▸ GOAL
Do not carry the pictures over; copy every other part of the entries exactly.

▸ ENTRIES
------------

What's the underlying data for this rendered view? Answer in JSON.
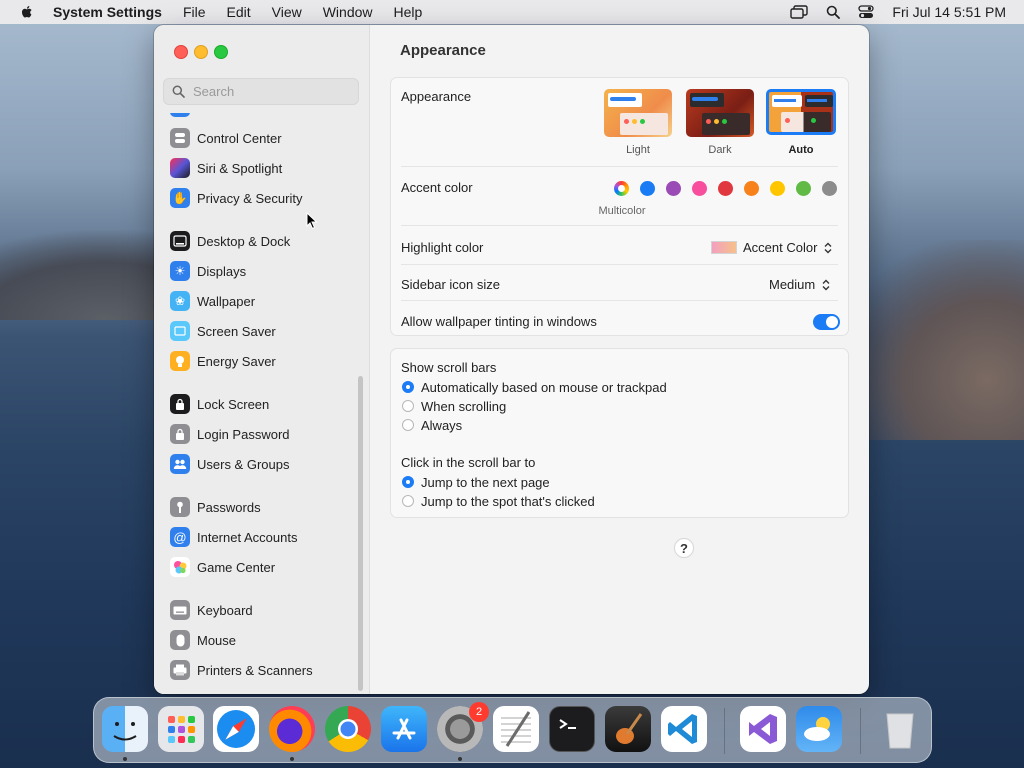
{
  "menubar": {
    "app_name": "System Settings",
    "items": [
      "File",
      "Edit",
      "View",
      "Window",
      "Help"
    ],
    "clock": "Fri Jul 14  5:51 PM"
  },
  "sidebar": {
    "search_placeholder": "Search",
    "items": [
      {
        "label": "Control Center",
        "icon": "control-center-icon",
        "color": "#8e8e93"
      },
      {
        "label": "Siri & Spotlight",
        "icon": "siri-icon",
        "color": "#b84ad8"
      },
      {
        "label": "Privacy & Security",
        "icon": "hand-icon",
        "color": "#2f80ed"
      },
      {
        "label": "Desktop & Dock",
        "icon": "dock-icon",
        "color": "#1c1c1e"
      },
      {
        "label": "Displays",
        "icon": "sun-icon",
        "color": "#2f80ed"
      },
      {
        "label": "Wallpaper",
        "icon": "flower-icon",
        "color": "#43b3f5"
      },
      {
        "label": "Screen Saver",
        "icon": "screen-saver-icon",
        "color": "#5ac8fa"
      },
      {
        "label": "Energy Saver",
        "icon": "bulb-icon",
        "color": "#ffb020"
      },
      {
        "label": "Lock Screen",
        "icon": "lock-icon",
        "color": "#1c1c1e"
      },
      {
        "label": "Login Password",
        "icon": "lock-icon",
        "color": "#8e8e93"
      },
      {
        "label": "Users & Groups",
        "icon": "users-icon",
        "color": "#2f80ed"
      },
      {
        "label": "Passwords",
        "icon": "key-icon",
        "color": "#8e8e93"
      },
      {
        "label": "Internet Accounts",
        "icon": "at-icon",
        "color": "#2f80ed"
      },
      {
        "label": "Game Center",
        "icon": "game-center-icon",
        "color": "#ffffff"
      },
      {
        "label": "Keyboard",
        "icon": "keyboard-icon",
        "color": "#8e8e93"
      },
      {
        "label": "Mouse",
        "icon": "mouse-icon",
        "color": "#8e8e93"
      },
      {
        "label": "Printers & Scanners",
        "icon": "printer-icon",
        "color": "#8e8e93"
      }
    ]
  },
  "content": {
    "title": "Appearance",
    "appearance": {
      "label": "Appearance",
      "options": [
        {
          "label": "Light",
          "selected": false
        },
        {
          "label": "Dark",
          "selected": false
        },
        {
          "label": "Auto",
          "selected": true
        }
      ]
    },
    "accent": {
      "label": "Accent color",
      "selected_name": "Multicolor",
      "colors": [
        "#ff6b6b",
        "#1a7cf5",
        "#9a4bb5",
        "#f74f9e",
        "#e0383e",
        "#f7821b",
        "#ffc600",
        "#62ba46",
        "#8c8c8c"
      ]
    },
    "highlight": {
      "label": "Highlight color",
      "value": "Accent Color"
    },
    "sidebar_icon": {
      "label": "Sidebar icon size",
      "value": "Medium"
    },
    "tinting": {
      "label": "Allow wallpaper tinting in windows",
      "on": true
    },
    "scroll_bars": {
      "label": "Show scroll bars",
      "options": [
        {
          "label": "Automatically based on mouse or trackpad",
          "selected": true
        },
        {
          "label": "When scrolling",
          "selected": false
        },
        {
          "label": "Always",
          "selected": false
        }
      ]
    },
    "click_scroll": {
      "label": "Click in the scroll bar to",
      "options": [
        {
          "label": "Jump to the next page",
          "selected": true
        },
        {
          "label": "Jump to the spot that's clicked",
          "selected": false
        }
      ]
    },
    "help": "?"
  },
  "dock": {
    "system_settings_badge": "2",
    "apps": [
      "finder-icon",
      "launchpad-icon",
      "safari-icon",
      "firefox-icon",
      "chrome-icon",
      "app-store-icon",
      "system-settings-icon",
      "textedit-icon",
      "terminal-icon",
      "garageband-icon",
      "vscode-icon",
      "visual-studio-icon",
      "weather-icon",
      "trash-icon"
    ]
  }
}
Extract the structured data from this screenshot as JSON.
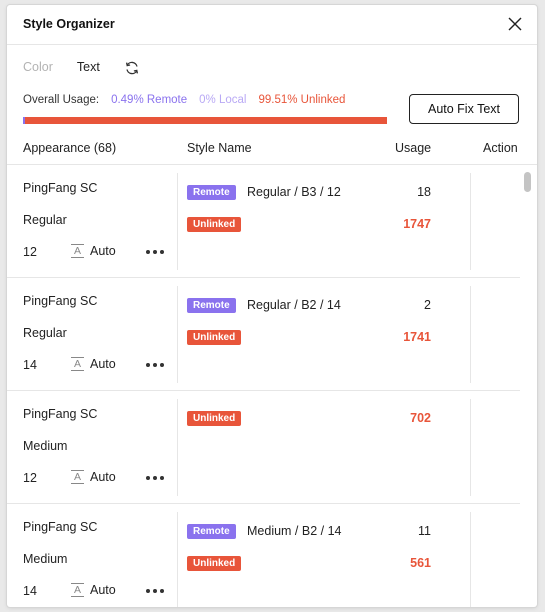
{
  "window": {
    "title": "Style Organizer"
  },
  "tabs": [
    {
      "label": "Color",
      "active": false
    },
    {
      "label": "Text",
      "active": true
    }
  ],
  "usage": {
    "label": "Overall Usage:",
    "remote": "0.49% Remote",
    "local": "0% Local",
    "unlinked": "99.51% Unlinked",
    "remote_fraction": 0.0049,
    "local_fraction": 0.0,
    "unlinked_fraction": 0.9951
  },
  "autofix_label": "Auto Fix Text",
  "table": {
    "headers": {
      "appearance": "Appearance (68)",
      "style_name": "Style Name",
      "usage": "Usage",
      "action": "Action"
    },
    "rows": [
      {
        "font": "PingFang SC",
        "weight": "Regular",
        "size": "12",
        "line_height": "Auto",
        "entries": [
          {
            "badge": "Remote",
            "style_name": "Regular / B3 / 12",
            "usage": "18"
          },
          {
            "badge": "Unlinked",
            "style_name": "",
            "usage": "1747"
          }
        ]
      },
      {
        "font": "PingFang SC",
        "weight": "Regular",
        "size": "14",
        "line_height": "Auto",
        "entries": [
          {
            "badge": "Remote",
            "style_name": "Regular / B2 / 14",
            "usage": "2"
          },
          {
            "badge": "Unlinked",
            "style_name": "",
            "usage": "1741"
          }
        ]
      },
      {
        "font": "PingFang SC",
        "weight": "Medium",
        "size": "12",
        "line_height": "Auto",
        "entries": [
          {
            "badge": "Unlinked",
            "style_name": "",
            "usage": "702"
          }
        ]
      },
      {
        "font": "PingFang SC",
        "weight": "Medium",
        "size": "14",
        "line_height": "Auto",
        "entries": [
          {
            "badge": "Remote",
            "style_name": "Medium / B2 / 14",
            "usage": "11"
          },
          {
            "badge": "Unlinked",
            "style_name": "",
            "usage": "561"
          }
        ]
      }
    ]
  },
  "icons": {
    "close": "close-icon",
    "refresh": "refresh-icon",
    "line_height": "line-height-icon",
    "more": "more-icon"
  },
  "colors": {
    "remote": "#8a72ee",
    "local": "#b9a9f5",
    "unlinked": "#e8553a"
  }
}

------------

▸ TASK SOLUTION
What's the underlying data for this rendered view? Answer in JSON.
{
  "menubar": {
    "app_name": "System Settings",
    "items": [
      "File",
      "Edit",
      "View",
      "Window",
      "Help"
    ],
    "clock": "Fri Jul 14  5:51 PM"
  },
  "sidebar": {
    "search_placeholder": "Search",
    "items": [
      {
        "label": "Control Center",
        "icon": "control-center-icon",
        "color": "#8e8e93"
      },
      {
        "label": "Siri & Spotlight",
        "icon": "siri-icon",
        "color": "#b84ad8"
      },
      {
        "label": "Privacy & Security",
        "icon": "hand-icon",
        "color": "#2f80ed"
      },
      {
        "label": "Desktop & Dock",
        "icon": "dock-icon",
        "color": "#1c1c1e"
      },
      {
        "label": "Displays",
        "icon": "sun-icon",
        "color": "#2f80ed"
      },
      {
        "label": "Wallpaper",
        "icon": "flower-icon",
        "color": "#43b3f5"
      },
      {
        "label": "Screen Saver",
        "icon": "screen-saver-icon",
        "color": "#5ac8fa"
      },
      {
        "label": "Energy Saver",
        "icon": "bulb-icon",
        "color": "#ffb020"
      },
      {
        "label": "Lock Screen",
        "icon": "lock-icon",
        "color": "#1c1c1e"
      },
      {
        "label": "Login Password",
        "icon": "lock-icon",
        "color": "#8e8e93"
      },
      {
        "label": "Users & Groups",
        "icon": "users-icon",
        "color": "#2f80ed"
      },
      {
        "label": "Passwords",
        "icon": "key-icon",
        "color": "#8e8e93"
      },
      {
        "label": "Internet Accounts",
        "icon": "at-icon",
        "color": "#2f80ed"
      },
      {
        "label": "Game Center",
        "icon": "game-center-icon",
        "color": "#ffffff"
      },
      {
        "label": "Keyboard",
        "icon": "keyboard-icon",
        "color": "#8e8e93"
      },
      {
        "label": "Mouse",
        "icon": "mouse-icon",
        "color": "#8e8e93"
      },
      {
        "label": "Printers & Scanners",
        "icon": "printer-icon",
        "color": "#8e8e93"
      }
    ]
  },
  "content": {
    "title": "Appearance",
    "appearance": {
      "label": "Appearance",
      "options": [
        {
          "label": "Light",
          "selected": false
        },
        {
          "label": "Dark",
          "selected": false
        },
        {
          "label": "Auto",
          "selected": true
        }
      ]
    },
    "accent": {
      "label": "Accent color",
      "selected_name": "Multicolor",
      "colors": [
        "#ff6b6b",
        "#1a7cf5",
        "#9a4bb5",
        "#f74f9e",
        "#e0383e",
        "#f7821b",
        "#ffc600",
        "#62ba46",
        "#8c8c8c"
      ]
    },
    "highlight": {
      "label": "Highlight color",
      "value": "Accent Color"
    },
    "sidebar_icon": {
      "label": "Sidebar icon size",
      "value": "Medium"
    },
    "tinting": {
      "label": "Allow wallpaper tinting in windows",
      "on": true
    },
    "scroll_bars": {
      "label": "Show scroll bars",
      "options": [
        {
          "label": "Automatically based on mouse or trackpad",
          "selected": true
        },
        {
          "label": "When scrolling",
          "selected": false
        },
        {
          "label": "Always",
          "selected": false
        }
      ]
    },
    "click_scroll": {
      "label": "Click in the scroll bar to",
      "options": [
        {
          "label": "Jump to the next page",
          "selected": true
        },
        {
          "label": "Jump to the spot that's clicked",
          "selected": false
        }
      ]
    },
    "help": "?"
  },
  "dock": {
    "system_settings_badge": "2",
    "apps": [
      "finder-icon",
      "launchpad-icon",
      "safari-icon",
      "firefox-icon",
      "chrome-icon",
      "app-store-icon",
      "system-settings-icon",
      "textedit-icon",
      "terminal-icon",
      "garageband-icon",
      "vscode-icon",
      "visual-studio-icon",
      "weather-icon",
      "trash-icon"
    ]
  }
}
Extract the structured data from this screenshot as JSON.
{
  "window": {
    "title": "Style Organizer"
  },
  "tabs": [
    {
      "label": "Color",
      "active": false
    },
    {
      "label": "Text",
      "active": true
    }
  ],
  "usage": {
    "label": "Overall Usage:",
    "remote": "0.49% Remote",
    "local": "0% Local",
    "unlinked": "99.51% Unlinked",
    "remote_fraction": 0.0049,
    "local_fraction": 0.0,
    "unlinked_fraction": 0.9951
  },
  "autofix_label": "Auto Fix Text",
  "table": {
    "headers": {
      "appearance": "Appearance (68)",
      "style_name": "Style Name",
      "usage": "Usage",
      "action": "Action"
    },
    "rows": [
      {
        "font": "PingFang SC",
        "weight": "Regular",
        "size": "12",
        "line_height": "Auto",
        "entries": [
          {
            "badge": "Remote",
            "style_name": "Regular / B3 / 12",
            "usage": "18"
          },
          {
            "badge": "Unlinked",
            "style_name": "",
            "usage": "1747"
          }
        ]
      },
      {
        "font": "PingFang SC",
        "weight": "Regular",
        "size": "14",
        "line_height": "Auto",
        "entries": [
          {
            "badge": "Remote",
            "style_name": "Regular / B2 / 14",
            "usage": "2"
          },
          {
            "badge": "Unlinked",
            "style_name": "",
            "usage": "1741"
          }
        ]
      },
      {
        "font": "PingFang SC",
        "weight": "Medium",
        "size": "12",
        "line_height": "Auto",
        "entries": [
          {
            "badge": "Unlinked",
            "style_name": "",
            "usage": "702"
          }
        ]
      },
      {
        "font": "PingFang SC",
        "weight": "Medium",
        "size": "14",
        "line_height": "Auto",
        "entries": [
          {
            "badge": "Remote",
            "style_name": "Medium / B2 / 14",
            "usage": "11"
          },
          {
            "badge": "Unlinked",
            "style_name": "",
            "usage": "561"
          }
        ]
      }
    ]
  },
  "icons": {
    "close": "close-icon",
    "refresh": "refresh-icon",
    "line_height": "line-height-icon",
    "more": "more-icon"
  },
  "colors": {
    "remote": "#8a72ee",
    "local": "#b9a9f5",
    "unlinked": "#e8553a"
  }
}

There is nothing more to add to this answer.